Task description
No output is needed beyond the number of lines in the listing that contain the word "beschikking".

Data listing
--------

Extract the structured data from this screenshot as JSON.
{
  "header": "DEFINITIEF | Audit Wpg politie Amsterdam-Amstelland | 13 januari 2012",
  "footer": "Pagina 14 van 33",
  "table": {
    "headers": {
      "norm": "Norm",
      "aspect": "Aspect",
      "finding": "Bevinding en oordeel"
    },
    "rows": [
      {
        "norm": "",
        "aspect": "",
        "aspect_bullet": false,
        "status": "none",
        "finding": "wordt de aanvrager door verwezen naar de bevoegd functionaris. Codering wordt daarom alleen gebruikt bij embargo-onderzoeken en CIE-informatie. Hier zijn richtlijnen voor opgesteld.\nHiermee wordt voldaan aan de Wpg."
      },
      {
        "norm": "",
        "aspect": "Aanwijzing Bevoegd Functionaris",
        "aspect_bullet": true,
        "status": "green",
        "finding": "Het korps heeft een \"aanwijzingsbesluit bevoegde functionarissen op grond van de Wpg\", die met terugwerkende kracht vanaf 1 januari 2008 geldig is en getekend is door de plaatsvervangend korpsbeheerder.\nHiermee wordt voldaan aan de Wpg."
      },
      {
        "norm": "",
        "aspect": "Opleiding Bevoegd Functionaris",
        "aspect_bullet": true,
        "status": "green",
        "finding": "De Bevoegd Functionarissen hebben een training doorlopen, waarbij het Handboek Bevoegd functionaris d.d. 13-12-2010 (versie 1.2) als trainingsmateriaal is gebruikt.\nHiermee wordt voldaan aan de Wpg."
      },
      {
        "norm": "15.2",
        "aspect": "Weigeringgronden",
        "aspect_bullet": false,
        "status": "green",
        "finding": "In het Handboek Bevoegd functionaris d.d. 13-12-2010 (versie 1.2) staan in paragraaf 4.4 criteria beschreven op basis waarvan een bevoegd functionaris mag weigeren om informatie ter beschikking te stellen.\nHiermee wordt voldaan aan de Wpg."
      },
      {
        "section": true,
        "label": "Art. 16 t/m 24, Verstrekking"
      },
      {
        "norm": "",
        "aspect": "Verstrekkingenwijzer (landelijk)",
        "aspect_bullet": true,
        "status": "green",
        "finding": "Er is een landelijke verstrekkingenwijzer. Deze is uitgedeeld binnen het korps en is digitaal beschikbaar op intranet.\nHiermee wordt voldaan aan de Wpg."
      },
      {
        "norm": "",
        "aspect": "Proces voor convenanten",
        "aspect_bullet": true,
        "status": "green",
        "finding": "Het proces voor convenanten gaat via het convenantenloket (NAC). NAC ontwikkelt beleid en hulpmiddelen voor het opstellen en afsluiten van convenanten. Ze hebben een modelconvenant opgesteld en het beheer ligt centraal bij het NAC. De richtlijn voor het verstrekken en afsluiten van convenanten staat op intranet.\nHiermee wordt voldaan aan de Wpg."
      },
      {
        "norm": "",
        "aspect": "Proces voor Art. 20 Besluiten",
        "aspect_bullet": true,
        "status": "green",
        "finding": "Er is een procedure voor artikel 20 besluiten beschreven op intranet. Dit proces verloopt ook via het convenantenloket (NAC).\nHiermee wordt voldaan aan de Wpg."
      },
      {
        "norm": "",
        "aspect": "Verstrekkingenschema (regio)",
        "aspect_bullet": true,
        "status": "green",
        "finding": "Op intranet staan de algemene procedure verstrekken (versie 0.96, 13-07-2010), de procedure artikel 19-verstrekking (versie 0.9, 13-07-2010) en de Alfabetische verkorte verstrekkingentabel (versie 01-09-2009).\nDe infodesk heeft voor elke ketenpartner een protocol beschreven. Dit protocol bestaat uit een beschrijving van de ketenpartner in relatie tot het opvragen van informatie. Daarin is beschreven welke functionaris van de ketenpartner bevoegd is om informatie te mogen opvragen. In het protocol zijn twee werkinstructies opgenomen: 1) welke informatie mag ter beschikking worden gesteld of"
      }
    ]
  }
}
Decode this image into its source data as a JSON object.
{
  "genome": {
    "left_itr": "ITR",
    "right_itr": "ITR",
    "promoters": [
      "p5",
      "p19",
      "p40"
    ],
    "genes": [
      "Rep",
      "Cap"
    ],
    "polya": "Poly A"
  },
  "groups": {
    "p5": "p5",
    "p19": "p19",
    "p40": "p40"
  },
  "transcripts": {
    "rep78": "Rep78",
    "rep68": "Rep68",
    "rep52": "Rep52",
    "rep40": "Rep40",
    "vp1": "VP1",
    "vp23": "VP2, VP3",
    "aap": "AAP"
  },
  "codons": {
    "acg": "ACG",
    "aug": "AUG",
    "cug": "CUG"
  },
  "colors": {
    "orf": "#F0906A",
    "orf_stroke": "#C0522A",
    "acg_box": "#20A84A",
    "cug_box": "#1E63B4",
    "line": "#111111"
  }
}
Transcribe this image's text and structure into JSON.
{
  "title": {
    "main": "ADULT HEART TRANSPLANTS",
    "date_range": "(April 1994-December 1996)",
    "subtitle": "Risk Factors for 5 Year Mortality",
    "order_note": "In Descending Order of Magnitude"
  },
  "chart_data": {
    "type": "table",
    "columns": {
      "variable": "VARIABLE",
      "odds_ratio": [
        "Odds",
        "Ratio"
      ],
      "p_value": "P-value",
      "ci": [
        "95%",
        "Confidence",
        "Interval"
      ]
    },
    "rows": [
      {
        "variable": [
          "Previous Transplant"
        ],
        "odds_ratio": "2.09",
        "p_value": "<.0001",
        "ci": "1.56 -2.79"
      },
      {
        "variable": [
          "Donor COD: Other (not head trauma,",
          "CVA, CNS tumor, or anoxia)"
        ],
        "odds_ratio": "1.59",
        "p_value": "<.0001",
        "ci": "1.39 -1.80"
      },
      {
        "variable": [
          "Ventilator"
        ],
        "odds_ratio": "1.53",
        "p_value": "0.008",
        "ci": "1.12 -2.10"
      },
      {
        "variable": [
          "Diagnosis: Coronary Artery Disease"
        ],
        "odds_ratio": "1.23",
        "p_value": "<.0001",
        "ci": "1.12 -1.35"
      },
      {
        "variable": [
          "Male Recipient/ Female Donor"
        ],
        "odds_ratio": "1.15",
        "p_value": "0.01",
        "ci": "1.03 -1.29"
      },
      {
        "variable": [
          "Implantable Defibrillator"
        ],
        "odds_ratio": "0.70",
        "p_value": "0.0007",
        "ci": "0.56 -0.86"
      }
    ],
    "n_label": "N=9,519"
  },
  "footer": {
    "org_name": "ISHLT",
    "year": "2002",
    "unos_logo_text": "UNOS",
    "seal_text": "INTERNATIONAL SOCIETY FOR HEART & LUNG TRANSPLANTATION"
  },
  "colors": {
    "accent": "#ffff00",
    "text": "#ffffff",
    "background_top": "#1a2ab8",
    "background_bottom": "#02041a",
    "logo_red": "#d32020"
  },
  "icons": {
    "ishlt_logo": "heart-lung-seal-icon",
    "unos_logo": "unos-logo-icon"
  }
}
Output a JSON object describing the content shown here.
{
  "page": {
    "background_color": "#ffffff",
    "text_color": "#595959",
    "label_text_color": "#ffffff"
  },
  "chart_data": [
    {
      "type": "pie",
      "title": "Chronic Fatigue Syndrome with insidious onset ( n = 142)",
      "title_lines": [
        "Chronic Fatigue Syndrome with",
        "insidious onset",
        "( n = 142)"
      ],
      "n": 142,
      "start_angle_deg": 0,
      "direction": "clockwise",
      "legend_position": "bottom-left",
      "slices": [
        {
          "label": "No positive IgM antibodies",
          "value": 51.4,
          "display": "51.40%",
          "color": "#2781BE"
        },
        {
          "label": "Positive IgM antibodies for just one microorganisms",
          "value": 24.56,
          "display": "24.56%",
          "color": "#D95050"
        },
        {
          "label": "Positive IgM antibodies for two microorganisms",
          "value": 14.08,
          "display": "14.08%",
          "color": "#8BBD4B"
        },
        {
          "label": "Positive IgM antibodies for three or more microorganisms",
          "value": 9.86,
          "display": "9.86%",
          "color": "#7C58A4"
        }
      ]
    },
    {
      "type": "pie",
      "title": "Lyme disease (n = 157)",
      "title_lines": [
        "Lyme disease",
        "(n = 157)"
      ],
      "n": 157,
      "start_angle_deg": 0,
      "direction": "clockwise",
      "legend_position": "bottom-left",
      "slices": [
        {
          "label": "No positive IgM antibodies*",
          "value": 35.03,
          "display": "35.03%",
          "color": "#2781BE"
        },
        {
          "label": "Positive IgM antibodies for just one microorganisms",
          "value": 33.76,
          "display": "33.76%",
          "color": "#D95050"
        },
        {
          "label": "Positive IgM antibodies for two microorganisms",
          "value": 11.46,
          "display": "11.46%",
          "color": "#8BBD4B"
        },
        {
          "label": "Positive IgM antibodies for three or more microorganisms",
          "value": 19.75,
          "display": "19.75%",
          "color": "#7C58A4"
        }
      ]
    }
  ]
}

--------

Answer to the exercise
2